** Exercise requirements **
Please restate the following records word for word.

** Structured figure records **
+-------+

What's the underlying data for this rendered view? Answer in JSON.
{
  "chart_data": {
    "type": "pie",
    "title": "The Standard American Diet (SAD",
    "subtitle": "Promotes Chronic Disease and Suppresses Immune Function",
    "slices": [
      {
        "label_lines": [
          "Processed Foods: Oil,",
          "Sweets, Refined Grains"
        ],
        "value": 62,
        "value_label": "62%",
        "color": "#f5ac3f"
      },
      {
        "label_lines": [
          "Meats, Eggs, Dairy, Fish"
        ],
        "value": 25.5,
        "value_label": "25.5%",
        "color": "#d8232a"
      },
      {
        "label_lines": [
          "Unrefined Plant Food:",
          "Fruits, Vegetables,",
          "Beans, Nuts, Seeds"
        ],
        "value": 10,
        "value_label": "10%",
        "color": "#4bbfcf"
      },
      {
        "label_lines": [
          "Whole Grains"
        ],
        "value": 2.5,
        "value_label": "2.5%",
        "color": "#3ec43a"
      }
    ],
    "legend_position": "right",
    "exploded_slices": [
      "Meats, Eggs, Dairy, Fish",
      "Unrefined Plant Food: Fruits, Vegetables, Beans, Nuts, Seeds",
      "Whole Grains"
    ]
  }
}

+-------+

** Exercise solution **
What's the underlying data for this rendered view? Answer in JSON.
{
  "chart_data": {
    "type": "pie",
    "title": "The Standard American Diet (SAD",
    "subtitle": "Promotes Chronic Disease and Suppresses Immune Function",
    "slices": [
      {
        "label_lines": [
          "Processed Foods: Oil,",
          "Sweets, Refined Grains"
        ],
        "value": 62,
        "value_label": "62%",
        "color": "#f5ac3f"
      },
      {
        "label_lines": [
          "Meats, Eggs, Dairy, Fish"
        ],
        "value": 25.5,
        "value_label": "25.5%",
        "color": "#d8232a"
      },
      {
        "label_lines": [
          "Unrefined Plant Food:",
          "Fruits, Vegetables,",
          "Beans, Nuts, Seeds"
        ],
        "value": 10,
        "value_label": "10%",
        "color": "#4bbfcf"
      },
      {
        "label_lines": [
          "Whole Grains"
        ],
        "value": 2.5,
        "value_label": "2.5%",
        "color": "#3ec43a"
      }
    ],
    "legend_position": "right",
    "exploded_slices": [
      "Meats, Eggs, Dairy, Fish",
      "Unrefined Plant Food: Fruits, Vegetables, Beans, Nuts, Seeds",
      "Whole Grains"
    ]
  }
}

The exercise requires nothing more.